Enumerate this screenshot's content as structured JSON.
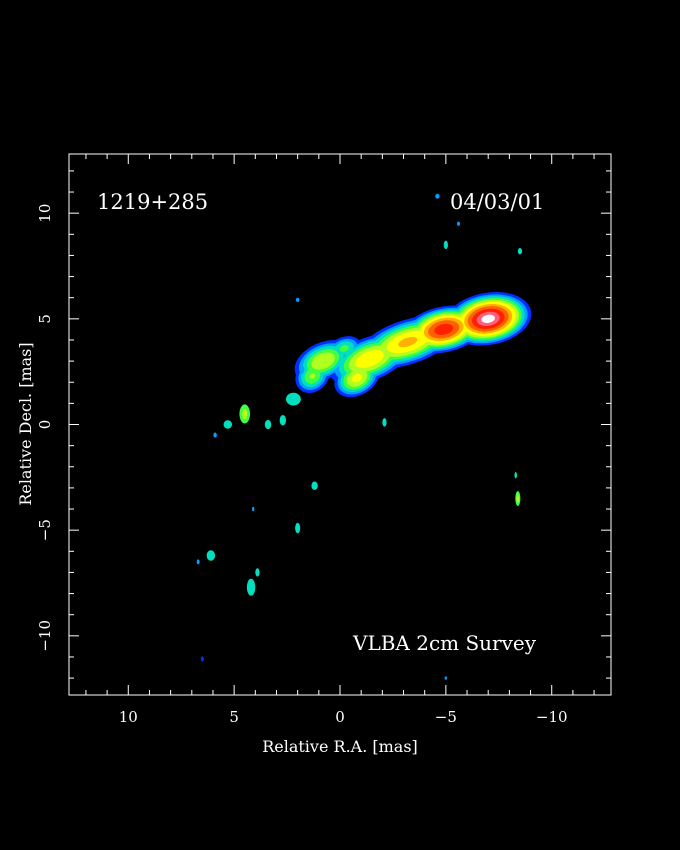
{
  "chart_data": {
    "type": "heatmap",
    "source_label": "1219+285",
    "date_label": "04/03/01",
    "survey_label": "VLBA 2cm Survey",
    "xlabel": "Relative R.A. [mas]",
    "ylabel": "Relative Decl. [mas]",
    "xlim": [
      12.8,
      -12.8
    ],
    "ylim": [
      -12.8,
      12.8
    ],
    "x_ticks": [
      10,
      5,
      0,
      -5,
      -10
    ],
    "x_tick_labels": [
      "10",
      "5",
      "0",
      "−5",
      "−10"
    ],
    "y_ticks": [
      10,
      5,
      0,
      -5,
      -10
    ],
    "y_tick_labels": [
      "10",
      "5",
      "0",
      "−5",
      "−10"
    ],
    "colormap": [
      "#0030ff",
      "#00a0ff",
      "#00e0c0",
      "#40ff40",
      "#b0ff20",
      "#ffff00",
      "#ffb000",
      "#ff6000",
      "#ff2000",
      "#ff6080",
      "#ffffff"
    ],
    "jet_components": [
      {
        "x": -7.0,
        "y": 5.0,
        "sx": 1.0,
        "sy": 0.6,
        "angle": 10,
        "peak": 1.0
      },
      {
        "x": -4.9,
        "y": 4.5,
        "sx": 1.0,
        "sy": 0.55,
        "angle": 12,
        "peak": 0.82
      },
      {
        "x": -3.2,
        "y": 3.9,
        "sx": 1.4,
        "sy": 0.6,
        "angle": 18,
        "peak": 0.55
      },
      {
        "x": -1.4,
        "y": 3.1,
        "sx": 1.2,
        "sy": 0.6,
        "angle": 22,
        "peak": 0.5
      },
      {
        "x": -0.8,
        "y": 2.2,
        "sx": 0.7,
        "sy": 0.5,
        "angle": 30,
        "peak": 0.45
      },
      {
        "x": 0.8,
        "y": 3.0,
        "sx": 0.9,
        "sy": 0.55,
        "angle": 25,
        "peak": 0.42
      },
      {
        "x": 1.3,
        "y": 2.3,
        "sx": 0.6,
        "sy": 0.5,
        "angle": 45,
        "peak": 0.35
      },
      {
        "x": -0.2,
        "y": 3.6,
        "sx": 0.6,
        "sy": 0.4,
        "angle": 20,
        "peak": 0.3
      }
    ],
    "noise_blobs": [
      {
        "x": 4.5,
        "y": 0.5,
        "sx": 0.25,
        "sy": 0.45,
        "level": 3
      },
      {
        "x": 5.3,
        "y": 0.0,
        "sx": 0.2,
        "sy": 0.2,
        "level": 2
      },
      {
        "x": 5.9,
        "y": -0.5,
        "sx": 0.08,
        "sy": 0.12,
        "level": 1
      },
      {
        "x": 3.4,
        "y": 0.0,
        "sx": 0.15,
        "sy": 0.22,
        "level": 2
      },
      {
        "x": 2.7,
        "y": 0.2,
        "sx": 0.15,
        "sy": 0.25,
        "level": 2
      },
      {
        "x": 2.2,
        "y": 1.2,
        "sx": 0.35,
        "sy": 0.3,
        "level": 2
      },
      {
        "x": 1.8,
        "y": 2.6,
        "sx": 0.12,
        "sy": 0.2,
        "level": 1
      },
      {
        "x": 2.0,
        "y": 5.9,
        "sx": 0.08,
        "sy": 0.1,
        "level": 1
      },
      {
        "x": -2.1,
        "y": 0.1,
        "sx": 0.1,
        "sy": 0.2,
        "level": 2
      },
      {
        "x": 1.2,
        "y": -2.9,
        "sx": 0.15,
        "sy": 0.2,
        "level": 2
      },
      {
        "x": 2.0,
        "y": -4.9,
        "sx": 0.12,
        "sy": 0.25,
        "level": 2
      },
      {
        "x": 4.1,
        "y": -4.0,
        "sx": 0.05,
        "sy": 0.1,
        "level": 1
      },
      {
        "x": 6.1,
        "y": -6.2,
        "sx": 0.2,
        "sy": 0.25,
        "level": 2
      },
      {
        "x": 6.7,
        "y": -6.5,
        "sx": 0.07,
        "sy": 0.12,
        "level": 1
      },
      {
        "x": 4.2,
        "y": -7.7,
        "sx": 0.2,
        "sy": 0.4,
        "level": 2
      },
      {
        "x": 3.9,
        "y": -7.0,
        "sx": 0.1,
        "sy": 0.2,
        "level": 2
      },
      {
        "x": 6.5,
        "y": -11.1,
        "sx": 0.07,
        "sy": 0.12,
        "level": 0
      },
      {
        "x": -4.6,
        "y": 10.8,
        "sx": 0.1,
        "sy": 0.12,
        "level": 1
      },
      {
        "x": -5.6,
        "y": 9.5,
        "sx": 0.07,
        "sy": 0.1,
        "level": 1
      },
      {
        "x": -5.0,
        "y": 8.5,
        "sx": 0.1,
        "sy": 0.2,
        "level": 2
      },
      {
        "x": -8.5,
        "y": 8.2,
        "sx": 0.1,
        "sy": 0.15,
        "level": 2
      },
      {
        "x": -8.3,
        "y": -2.4,
        "sx": 0.06,
        "sy": 0.15,
        "level": 2
      },
      {
        "x": -8.4,
        "y": -3.5,
        "sx": 0.12,
        "sy": 0.35,
        "level": 3
      },
      {
        "x": -5.0,
        "y": -12.0,
        "sx": 0.05,
        "sy": 0.08,
        "level": 1
      }
    ]
  }
}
_ _ _ _ _
GIVEN INSTRUCTION.
Go through the data above and transcribe it in full, omitting any image.

EXERCISE ANSWER.
Enumerate this screenshot's content as structured JSON.
{
  "chart_data": {
    "type": "heatmap",
    "source_label": "1219+285",
    "date_label": "04/03/01",
    "survey_label": "VLBA 2cm Survey",
    "xlabel": "Relative R.A. [mas]",
    "ylabel": "Relative Decl. [mas]",
    "xlim": [
      12.8,
      -12.8
    ],
    "ylim": [
      -12.8,
      12.8
    ],
    "x_ticks": [
      10,
      5,
      0,
      -5,
      -10
    ],
    "x_tick_labels": [
      "10",
      "5",
      "0",
      "−5",
      "−10"
    ],
    "y_ticks": [
      10,
      5,
      0,
      -5,
      -10
    ],
    "y_tick_labels": [
      "10",
      "5",
      "0",
      "−5",
      "−10"
    ],
    "colormap": [
      "#0030ff",
      "#00a0ff",
      "#00e0c0",
      "#40ff40",
      "#b0ff20",
      "#ffff00",
      "#ffb000",
      "#ff6000",
      "#ff2000",
      "#ff6080",
      "#ffffff"
    ],
    "jet_components": [
      {
        "x": -7.0,
        "y": 5.0,
        "sx": 1.0,
        "sy": 0.6,
        "angle": 10,
        "peak": 1.0
      },
      {
        "x": -4.9,
        "y": 4.5,
        "sx": 1.0,
        "sy": 0.55,
        "angle": 12,
        "peak": 0.82
      },
      {
        "x": -3.2,
        "y": 3.9,
        "sx": 1.4,
        "sy": 0.6,
        "angle": 18,
        "peak": 0.55
      },
      {
        "x": -1.4,
        "y": 3.1,
        "sx": 1.2,
        "sy": 0.6,
        "angle": 22,
        "peak": 0.5
      },
      {
        "x": -0.8,
        "y": 2.2,
        "sx": 0.7,
        "sy": 0.5,
        "angle": 30,
        "peak": 0.45
      },
      {
        "x": 0.8,
        "y": 3.0,
        "sx": 0.9,
        "sy": 0.55,
        "angle": 25,
        "peak": 0.42
      },
      {
        "x": 1.3,
        "y": 2.3,
        "sx": 0.6,
        "sy": 0.5,
        "angle": 45,
        "peak": 0.35
      },
      {
        "x": -0.2,
        "y": 3.6,
        "sx": 0.6,
        "sy": 0.4,
        "angle": 20,
        "peak": 0.3
      }
    ],
    "noise_blobs": [
      {
        "x": 4.5,
        "y": 0.5,
        "sx": 0.25,
        "sy": 0.45,
        "level": 3
      },
      {
        "x": 5.3,
        "y": 0.0,
        "sx": 0.2,
        "sy": 0.2,
        "level": 2
      },
      {
        "x": 5.9,
        "y": -0.5,
        "sx": 0.08,
        "sy": 0.12,
        "level": 1
      },
      {
        "x": 3.4,
        "y": 0.0,
        "sx": 0.15,
        "sy": 0.22,
        "level": 2
      },
      {
        "x": 2.7,
        "y": 0.2,
        "sx": 0.15,
        "sy": 0.25,
        "level": 2
      },
      {
        "x": 2.2,
        "y": 1.2,
        "sx": 0.35,
        "sy": 0.3,
        "level": 2
      },
      {
        "x": 1.8,
        "y": 2.6,
        "sx": 0.12,
        "sy": 0.2,
        "level": 1
      },
      {
        "x": 2.0,
        "y": 5.9,
        "sx": 0.08,
        "sy": 0.1,
        "level": 1
      },
      {
        "x": -2.1,
        "y": 0.1,
        "sx": 0.1,
        "sy": 0.2,
        "level": 2
      },
      {
        "x": 1.2,
        "y": -2.9,
        "sx": 0.15,
        "sy": 0.2,
        "level": 2
      },
      {
        "x": 2.0,
        "y": -4.9,
        "sx": 0.12,
        "sy": 0.25,
        "level": 2
      },
      {
        "x": 4.1,
        "y": -4.0,
        "sx": 0.05,
        "sy": 0.1,
        "level": 1
      },
      {
        "x": 6.1,
        "y": -6.2,
        "sx": 0.2,
        "sy": 0.25,
        "level": 2
      },
      {
        "x": 6.7,
        "y": -6.5,
        "sx": 0.07,
        "sy": 0.12,
        "level": 1
      },
      {
        "x": 4.2,
        "y": -7.7,
        "sx": 0.2,
        "sy": 0.4,
        "level": 2
      },
      {
        "x": 3.9,
        "y": -7.0,
        "sx": 0.1,
        "sy": 0.2,
        "level": 2
      },
      {
        "x": 6.5,
        "y": -11.1,
        "sx": 0.07,
        "sy": 0.12,
        "level": 0
      },
      {
        "x": -4.6,
        "y": 10.8,
        "sx": 0.1,
        "sy": 0.12,
        "level": 1
      },
      {
        "x": -5.6,
        "y": 9.5,
        "sx": 0.07,
        "sy": 0.1,
        "level": 1
      },
      {
        "x": -5.0,
        "y": 8.5,
        "sx": 0.1,
        "sy": 0.2,
        "level": 2
      },
      {
        "x": -8.5,
        "y": 8.2,
        "sx": 0.1,
        "sy": 0.15,
        "level": 2
      },
      {
        "x": -8.3,
        "y": -2.4,
        "sx": 0.06,
        "sy": 0.15,
        "level": 2
      },
      {
        "x": -8.4,
        "y": -3.5,
        "sx": 0.12,
        "sy": 0.35,
        "level": 3
      },
      {
        "x": -5.0,
        "y": -12.0,
        "sx": 0.05,
        "sy": 0.08,
        "level": 1
      }
    ]
  }
}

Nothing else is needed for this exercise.